### THE REQUEST:
Take the material below and write it all out again exactly.

### RECORDS FOR THIS TASK:
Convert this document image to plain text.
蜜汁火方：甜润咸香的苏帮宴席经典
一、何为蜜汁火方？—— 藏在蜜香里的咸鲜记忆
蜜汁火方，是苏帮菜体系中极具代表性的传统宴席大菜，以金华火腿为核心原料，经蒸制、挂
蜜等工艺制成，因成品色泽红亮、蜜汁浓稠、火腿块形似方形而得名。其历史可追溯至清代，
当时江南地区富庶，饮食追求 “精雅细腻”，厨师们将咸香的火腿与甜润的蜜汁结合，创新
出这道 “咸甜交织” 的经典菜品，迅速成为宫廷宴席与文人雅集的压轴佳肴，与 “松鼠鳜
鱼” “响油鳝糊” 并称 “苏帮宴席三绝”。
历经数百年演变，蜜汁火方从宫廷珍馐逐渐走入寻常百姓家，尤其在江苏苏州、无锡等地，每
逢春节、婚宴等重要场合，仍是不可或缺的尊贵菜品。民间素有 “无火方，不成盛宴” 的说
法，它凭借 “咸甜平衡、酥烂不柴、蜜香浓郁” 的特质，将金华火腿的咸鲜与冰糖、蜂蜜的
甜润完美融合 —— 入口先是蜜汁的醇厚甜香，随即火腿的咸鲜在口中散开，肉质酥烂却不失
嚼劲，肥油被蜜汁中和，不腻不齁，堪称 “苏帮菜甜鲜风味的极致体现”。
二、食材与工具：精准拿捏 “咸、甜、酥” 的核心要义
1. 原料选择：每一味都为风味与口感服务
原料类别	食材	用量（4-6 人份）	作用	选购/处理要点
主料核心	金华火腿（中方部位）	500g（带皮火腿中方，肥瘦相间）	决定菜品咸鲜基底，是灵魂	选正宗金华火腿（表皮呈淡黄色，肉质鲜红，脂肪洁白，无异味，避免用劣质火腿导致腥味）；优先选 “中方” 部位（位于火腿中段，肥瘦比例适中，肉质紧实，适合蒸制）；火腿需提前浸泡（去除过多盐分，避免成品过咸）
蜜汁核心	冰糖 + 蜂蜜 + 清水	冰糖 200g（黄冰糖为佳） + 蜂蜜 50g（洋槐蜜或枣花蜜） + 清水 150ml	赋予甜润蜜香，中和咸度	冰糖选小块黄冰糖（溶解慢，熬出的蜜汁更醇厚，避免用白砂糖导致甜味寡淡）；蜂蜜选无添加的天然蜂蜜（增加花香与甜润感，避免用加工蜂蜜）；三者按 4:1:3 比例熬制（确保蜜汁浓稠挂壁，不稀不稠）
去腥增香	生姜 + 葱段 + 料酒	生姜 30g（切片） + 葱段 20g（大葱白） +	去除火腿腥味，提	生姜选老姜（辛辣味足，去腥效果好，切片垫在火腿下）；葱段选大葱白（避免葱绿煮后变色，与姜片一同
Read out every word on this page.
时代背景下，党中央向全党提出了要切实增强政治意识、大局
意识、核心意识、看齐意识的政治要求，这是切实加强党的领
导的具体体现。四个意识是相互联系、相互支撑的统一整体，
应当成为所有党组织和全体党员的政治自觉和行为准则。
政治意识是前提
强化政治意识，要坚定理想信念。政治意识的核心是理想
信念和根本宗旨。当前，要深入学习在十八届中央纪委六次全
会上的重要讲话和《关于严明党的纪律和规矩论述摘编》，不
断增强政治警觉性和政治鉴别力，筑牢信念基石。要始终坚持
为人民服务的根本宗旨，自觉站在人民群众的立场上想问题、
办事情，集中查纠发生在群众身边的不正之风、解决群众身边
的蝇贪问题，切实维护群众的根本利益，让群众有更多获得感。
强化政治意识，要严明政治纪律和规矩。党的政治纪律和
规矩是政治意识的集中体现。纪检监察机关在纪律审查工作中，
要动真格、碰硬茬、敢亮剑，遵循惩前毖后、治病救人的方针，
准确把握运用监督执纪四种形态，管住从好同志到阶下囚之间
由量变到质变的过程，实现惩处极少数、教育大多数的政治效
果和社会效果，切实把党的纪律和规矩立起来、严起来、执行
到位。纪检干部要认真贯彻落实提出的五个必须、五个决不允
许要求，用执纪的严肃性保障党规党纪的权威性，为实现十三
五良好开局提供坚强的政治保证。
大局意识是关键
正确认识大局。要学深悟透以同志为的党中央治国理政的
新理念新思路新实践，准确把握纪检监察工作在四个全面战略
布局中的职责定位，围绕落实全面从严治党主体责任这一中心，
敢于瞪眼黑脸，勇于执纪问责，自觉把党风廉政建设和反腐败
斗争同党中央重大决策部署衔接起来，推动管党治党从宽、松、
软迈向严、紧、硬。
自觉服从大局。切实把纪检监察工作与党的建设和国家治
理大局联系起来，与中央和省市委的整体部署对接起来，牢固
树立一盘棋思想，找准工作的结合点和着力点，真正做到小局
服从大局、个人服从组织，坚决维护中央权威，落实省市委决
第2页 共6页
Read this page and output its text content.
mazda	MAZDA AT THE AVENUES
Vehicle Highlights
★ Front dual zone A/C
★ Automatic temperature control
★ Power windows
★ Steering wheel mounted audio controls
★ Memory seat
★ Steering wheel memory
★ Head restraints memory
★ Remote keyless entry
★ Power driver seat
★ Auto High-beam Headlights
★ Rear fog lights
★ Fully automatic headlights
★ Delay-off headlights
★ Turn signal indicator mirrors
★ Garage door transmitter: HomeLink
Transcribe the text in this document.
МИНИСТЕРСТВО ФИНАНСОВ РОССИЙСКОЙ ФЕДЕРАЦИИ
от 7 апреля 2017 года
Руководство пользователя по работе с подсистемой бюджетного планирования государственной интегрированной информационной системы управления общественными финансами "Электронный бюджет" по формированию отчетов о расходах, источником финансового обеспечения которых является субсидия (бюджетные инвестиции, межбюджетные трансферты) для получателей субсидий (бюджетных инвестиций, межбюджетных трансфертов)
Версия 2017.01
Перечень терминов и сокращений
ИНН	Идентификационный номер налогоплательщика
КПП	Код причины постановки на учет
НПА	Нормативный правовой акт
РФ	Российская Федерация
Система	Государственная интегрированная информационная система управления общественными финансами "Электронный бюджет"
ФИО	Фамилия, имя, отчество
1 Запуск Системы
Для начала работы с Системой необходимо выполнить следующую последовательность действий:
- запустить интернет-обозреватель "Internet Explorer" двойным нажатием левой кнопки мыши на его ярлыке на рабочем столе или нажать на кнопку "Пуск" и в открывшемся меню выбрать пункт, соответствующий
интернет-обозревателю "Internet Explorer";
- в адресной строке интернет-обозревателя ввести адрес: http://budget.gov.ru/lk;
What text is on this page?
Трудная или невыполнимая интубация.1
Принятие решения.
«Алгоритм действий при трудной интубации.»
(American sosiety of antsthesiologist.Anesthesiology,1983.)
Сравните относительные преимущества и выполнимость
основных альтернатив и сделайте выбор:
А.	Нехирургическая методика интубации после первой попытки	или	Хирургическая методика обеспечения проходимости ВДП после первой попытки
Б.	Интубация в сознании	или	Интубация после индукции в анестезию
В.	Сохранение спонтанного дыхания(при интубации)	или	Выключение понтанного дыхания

### SOLUTION FOR THIS EXERCISE:
Convert this document image to plain text.
蜜汁火方：甜润咸香的苏帮宴席经典
一、何为蜜汁火方？—— 藏在蜜香里的咸鲜记忆
蜜汁火方，是苏帮菜体系中极具代表性的传统宴席大菜，以金华火腿为核心原料，经蒸制、挂
蜜等工艺制成，因成品色泽红亮、蜜汁浓稠、火腿块形似方形而得名。其历史可追溯至清代，
当时江南地区富庶，饮食追求 “精雅细腻”，厨师们将咸香的火腿与甜润的蜜汁结合，创新
出这道 “咸甜交织” 的经典菜品，迅速成为宫廷宴席与文人雅集的压轴佳肴，与 “松鼠鳜
鱼” “响油鳝糊” 并称 “苏帮宴席三绝”。
历经数百年演变，蜜汁火方从宫廷珍馐逐渐走入寻常百姓家，尤其在江苏苏州、无锡等地，每
逢春节、婚宴等重要场合，仍是不可或缺的尊贵菜品。民间素有 “无火方，不成盛宴” 的说
法，它凭借 “咸甜平衡、酥烂不柴、蜜香浓郁” 的特质，将金华火腿的咸鲜与冰糖、蜂蜜的
甜润完美融合 —— 入口先是蜜汁的醇厚甜香，随即火腿的咸鲜在口中散开，肉质酥烂却不失
嚼劲，肥油被蜜汁中和，不腻不齁，堪称 “苏帮菜甜鲜风味的极致体现”。
二、食材与工具：精准拿捏 “咸、甜、酥” 的核心要义
1. 原料选择：每一味都为风味与口感服务
原料类别	食材	用量（4-6 人份）	作用	选购/处理要点
主料核心	金华火腿（中方部位）	500g（带皮火腿中方，肥瘦相间）	决定菜品咸鲜基底，是灵魂	选正宗金华火腿（表皮呈淡黄色，肉质鲜红，脂肪洁白，无异味，避免用劣质火腿导致腥味）；优先选 “中方” 部位（位于火腿中段，肥瘦比例适中，肉质紧实，适合蒸制）；火腿需提前浸泡（去除过多盐分，避免成品过咸）
蜜汁核心	冰糖 + 蜂蜜 + 清水	冰糖 200g（黄冰糖为佳） + 蜂蜜 50g（洋槐蜜或枣花蜜） + 清水 150ml	赋予甜润蜜香，中和咸度	冰糖选小块黄冰糖（溶解慢，熬出的蜜汁更醇厚，避免用白砂糖导致甜味寡淡）；蜂蜜选无添加的天然蜂蜜（增加花香与甜润感，避免用加工蜂蜜）；三者按 4:1:3 比例熬制（确保蜜汁浓稠挂壁，不稀不稠）
去腥增香	生姜 + 葱段 + 料酒	生姜 30g（切片） + 葱段 20g（大葱白） +	去除火腿腥味，提	生姜选老姜（辛辣味足，去腥效果好，切片垫在火腿下）；葱段选大葱白（避免葱绿煮后变色，与姜片一同
Read out every word on this page.
时代背景下，党中央向全党提出了要切实增强政治意识、大局
意识、核心意识、看齐意识的政治要求，这是切实加强党的领
导的具体体现。四个意识是相互联系、相互支撑的统一整体，
应当成为所有党组织和全体党员的政治自觉和行为准则。
政治意识是前提
强化政治意识，要坚定理想信念。政治意识的核心是理想
信念和根本宗旨。当前，要深入学习在十八届中央纪委六次全
会上的重要讲话和《关于严明党的纪律和规矩论述摘编》，不
断增强政治警觉性和政治鉴别力，筑牢信念基石。要始终坚持
为人民服务的根本宗旨，自觉站在人民群众的立场上想问题、
办事情，集中查纠发生在群众身边的不正之风、解决群众身边
的蝇贪问题，切实维护群众的根本利益，让群众有更多获得感。
强化政治意识，要严明政治纪律和规矩。党的政治纪律和
规矩是政治意识的集中体现。纪检监察机关在纪律审查工作中，
要动真格、碰硬茬、敢亮剑，遵循惩前毖后、治病救人的方针，
准确把握运用监督执纪四种形态，管住从好同志到阶下囚之间
由量变到质变的过程，实现惩处极少数、教育大多数的政治效
果和社会效果，切实把党的纪律和规矩立起来、严起来、执行
到位。纪检干部要认真贯彻落实提出的五个必须、五个决不允
许要求，用执纪的严肃性保障党规党纪的权威性，为实现十三
五良好开局提供坚强的政治保证。
大局意识是关键
正确认识大局。要学深悟透以同志为的党中央治国理政的
新理念新思路新实践，准确把握纪检监察工作在四个全面战略
布局中的职责定位，围绕落实全面从严治党主体责任这一中心，
敢于瞪眼黑脸，勇于执纪问责，自觉把党风廉政建设和反腐败
斗争同党中央重大决策部署衔接起来，推动管党治党从宽、松、
软迈向严、紧、硬。
自觉服从大局。切实把纪检监察工作与党的建设和国家治
理大局联系起来，与中央和省市委的整体部署对接起来，牢固
树立一盘棋思想，找准工作的结合点和着力点，真正做到小局
服从大局、个人服从组织，坚决维护中央权威，落实省市委决
第2页 共6页
Read this page and output its text content.
mazda	MAZDA AT THE AVENUES
Vehicle Highlights
★ Front dual zone A/C
★ Automatic temperature control
★ Power windows
★ Steering wheel mounted audio controls
★ Memory seat
★ Steering wheel memory
★ Head restraints memory
★ Remote keyless entry
★ Power driver seat
★ Auto High-beam Headlights
★ Rear fog lights
★ Fully automatic headlights
★ Delay-off headlights
★ Turn signal indicator mirrors
★ Garage door transmitter: HomeLink
Transcribe the text in this document.
МИНИСТЕРСТВО ФИНАНСОВ РОССИЙСКОЙ ФЕДЕРАЦИИ
от 7 апреля 2017 года
Руководство пользователя по работе с подсистемой бюджетного планирования государственной интегрированной информационной системы управления общественными финансами "Электронный бюджет" по формированию отчетов о расходах, источником финансового обеспечения которых является субсидия (бюджетные инвестиции, межбюджетные трансферты) для получателей субсидий (бюджетных инвестиций, межбюджетных трансфертов)
Версия 2017.01
Перечень терминов и сокращений
ИНН	Идентификационный номер налогоплательщика
КПП	Код причины постановки на учет
НПА	Нормативный правовой акт
РФ	Российская Федерация
Система	Государственная интегрированная информационная система управления общественными финансами "Электронный бюджет"
ФИО	Фамилия, имя, отчество
1 Запуск Системы
Для начала работы с Системой необходимо выполнить следующую последовательность действий:
- запустить интернет-обозреватель "Internet Explorer" двойным нажатием левой кнопки мыши на его ярлыке на рабочем столе или нажать на кнопку "Пуск" и в открывшемся меню выбрать пункт, соответствующий
интернет-обозревателю "Internet Explorer";
- в адресной строке интернет-обозревателя ввести адрес: http://budget.gov.ru/lk;
What text is on this page?
Трудная или невыполнимая интубация.1
Принятие решения.
«Алгоритм действий при трудной интубации.»
(American sosiety of antsthesiologist.Anesthesiology,1983.)
Сравните относительные преимущества и выполнимость
основных альтернатив и сделайте выбор:
А.	Нехирургическая методика интубации после первой попытки	или	Хирургическая методика обеспечения проходимости ВДП после первой попытки
Б.	Интубация в сознании	или	Интубация после индукции в анестезию
В.	Сохранение спонтанного дыхания(при интубации)	или	Выключение понтанного дыхания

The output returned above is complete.